+++ MATERIAL PROVIDED

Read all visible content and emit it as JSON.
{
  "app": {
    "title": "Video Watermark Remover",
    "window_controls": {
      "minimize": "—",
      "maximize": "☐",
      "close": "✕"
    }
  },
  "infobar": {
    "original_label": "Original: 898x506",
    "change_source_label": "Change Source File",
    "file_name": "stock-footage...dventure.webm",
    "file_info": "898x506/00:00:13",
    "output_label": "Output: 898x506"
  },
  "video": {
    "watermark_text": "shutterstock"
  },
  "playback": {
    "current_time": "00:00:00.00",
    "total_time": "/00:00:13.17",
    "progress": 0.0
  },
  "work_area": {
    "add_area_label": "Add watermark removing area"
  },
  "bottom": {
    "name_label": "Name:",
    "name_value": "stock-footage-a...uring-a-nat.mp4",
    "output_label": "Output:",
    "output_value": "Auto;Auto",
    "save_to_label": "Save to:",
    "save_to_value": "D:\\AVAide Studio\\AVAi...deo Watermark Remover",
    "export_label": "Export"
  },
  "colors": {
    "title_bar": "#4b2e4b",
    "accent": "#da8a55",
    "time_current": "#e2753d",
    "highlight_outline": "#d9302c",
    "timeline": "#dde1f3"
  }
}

++++++

Take the lines above and print them exactly.

Read all visible content and emit it as JSON.
{
  "app": {
    "title": "Video Watermark Remover",
    "window_controls": {
      "minimize": "—",
      "maximize": "☐",
      "close": "✕"
    }
  },
  "infobar": {
    "original_label": "Original: 898x506",
    "change_source_label": "Change Source File",
    "file_name": "stock-footage...dventure.webm",
    "file_info": "898x506/00:00:13",
    "output_label": "Output: 898x506"
  },
  "video": {
    "watermark_text": "shutterstock"
  },
  "playback": {
    "current_time": "00:00:00.00",
    "total_time": "/00:00:13.17",
    "progress": 0.0
  },
  "work_area": {
    "add_area_label": "Add watermark removing area"
  },
  "bottom": {
    "name_label": "Name:",
    "name_value": "stock-footage-a...uring-a-nat.mp4",
    "output_label": "Output:",
    "output_value": "Auto;Auto",
    "save_to_label": "Save to:",
    "save_to_value": "D:\\AVAide Studio\\AVAi...deo Watermark Remover",
    "export_label": "Export"
  },
  "colors": {
    "title_bar": "#4b2e4b",
    "accent": "#da8a55",
    "time_current": "#e2753d",
    "highlight_outline": "#d9302c",
    "timeline": "#dde1f3"
  }
}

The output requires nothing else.